◆ AIM: Restate the full set of records exactly, word for word.

##### INPUT ROWS

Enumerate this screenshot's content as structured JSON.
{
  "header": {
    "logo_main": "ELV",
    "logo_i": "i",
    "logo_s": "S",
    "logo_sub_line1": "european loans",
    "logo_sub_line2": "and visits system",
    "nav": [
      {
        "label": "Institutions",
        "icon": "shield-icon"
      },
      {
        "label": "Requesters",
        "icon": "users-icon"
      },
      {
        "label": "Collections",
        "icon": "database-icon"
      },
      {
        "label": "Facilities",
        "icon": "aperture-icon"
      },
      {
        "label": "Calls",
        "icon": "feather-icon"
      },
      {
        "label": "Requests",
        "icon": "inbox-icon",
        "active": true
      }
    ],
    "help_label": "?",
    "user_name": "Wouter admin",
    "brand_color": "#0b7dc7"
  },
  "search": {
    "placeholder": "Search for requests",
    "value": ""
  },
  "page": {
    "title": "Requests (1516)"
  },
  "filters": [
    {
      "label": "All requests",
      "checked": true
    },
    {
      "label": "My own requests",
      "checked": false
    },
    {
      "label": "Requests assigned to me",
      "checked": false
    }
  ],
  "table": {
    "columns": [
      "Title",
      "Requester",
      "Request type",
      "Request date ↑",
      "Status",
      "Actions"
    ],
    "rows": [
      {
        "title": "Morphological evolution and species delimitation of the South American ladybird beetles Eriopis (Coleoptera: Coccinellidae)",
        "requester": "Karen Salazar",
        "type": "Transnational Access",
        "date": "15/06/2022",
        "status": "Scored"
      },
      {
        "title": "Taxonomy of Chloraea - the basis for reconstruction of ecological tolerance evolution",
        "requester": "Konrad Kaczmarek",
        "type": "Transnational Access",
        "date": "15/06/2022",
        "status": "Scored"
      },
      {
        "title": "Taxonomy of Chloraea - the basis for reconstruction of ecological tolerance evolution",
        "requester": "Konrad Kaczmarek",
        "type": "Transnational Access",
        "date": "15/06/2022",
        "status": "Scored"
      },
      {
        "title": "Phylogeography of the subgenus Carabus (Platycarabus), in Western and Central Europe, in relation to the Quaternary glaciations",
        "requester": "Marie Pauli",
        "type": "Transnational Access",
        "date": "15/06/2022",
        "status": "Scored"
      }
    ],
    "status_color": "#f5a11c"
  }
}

##########

◆ SOLUTION FOR THIS EXERCISE:
Enumerate this screenshot's content as structured JSON.
{
  "header": {
    "logo_main": "ELV",
    "logo_i": "i",
    "logo_s": "S",
    "logo_sub_line1": "european loans",
    "logo_sub_line2": "and visits system",
    "nav": [
      {
        "label": "Institutions",
        "icon": "shield-icon"
      },
      {
        "label": "Requesters",
        "icon": "users-icon"
      },
      {
        "label": "Collections",
        "icon": "database-icon"
      },
      {
        "label": "Facilities",
        "icon": "aperture-icon"
      },
      {
        "label": "Calls",
        "icon": "feather-icon"
      },
      {
        "label": "Requests",
        "icon": "inbox-icon",
        "active": true
      }
    ],
    "help_label": "?",
    "user_name": "Wouter admin",
    "brand_color": "#0b7dc7"
  },
  "search": {
    "placeholder": "Search for requests",
    "value": ""
  },
  "page": {
    "title": "Requests (1516)"
  },
  "filters": [
    {
      "label": "All requests",
      "checked": true
    },
    {
      "label": "My own requests",
      "checked": false
    },
    {
      "label": "Requests assigned to me",
      "checked": false
    }
  ],
  "table": {
    "columns": [
      "Title",
      "Requester",
      "Request type",
      "Request date ↑",
      "Status",
      "Actions"
    ],
    "rows": [
      {
        "title": "Morphological evolution and species delimitation of the South American ladybird beetles Eriopis (Coleoptera: Coccinellidae)",
        "requester": "Karen Salazar",
        "type": "Transnational Access",
        "date": "15/06/2022",
        "status": "Scored"
      },
      {
        "title": "Taxonomy of Chloraea - the basis for reconstruction of ecological tolerance evolution",
        "requester": "Konrad Kaczmarek",
        "type": "Transnational Access",
        "date": "15/06/2022",
        "status": "Scored"
      },
      {
        "title": "Taxonomy of Chloraea - the basis for reconstruction of ecological tolerance evolution",
        "requester": "Konrad Kaczmarek",
        "type": "Transnational Access",
        "date": "15/06/2022",
        "status": "Scored"
      },
      {
        "title": "Phylogeography of the subgenus Carabus (Platycarabus), in Western and Central Europe, in relation to the Quaternary glaciations",
        "requester": "Marie Pauli",
        "type": "Transnational Access",
        "date": "15/06/2022",
        "status": "Scored"
      }
    ],
    "status_color": "#f5a11c"
  }
}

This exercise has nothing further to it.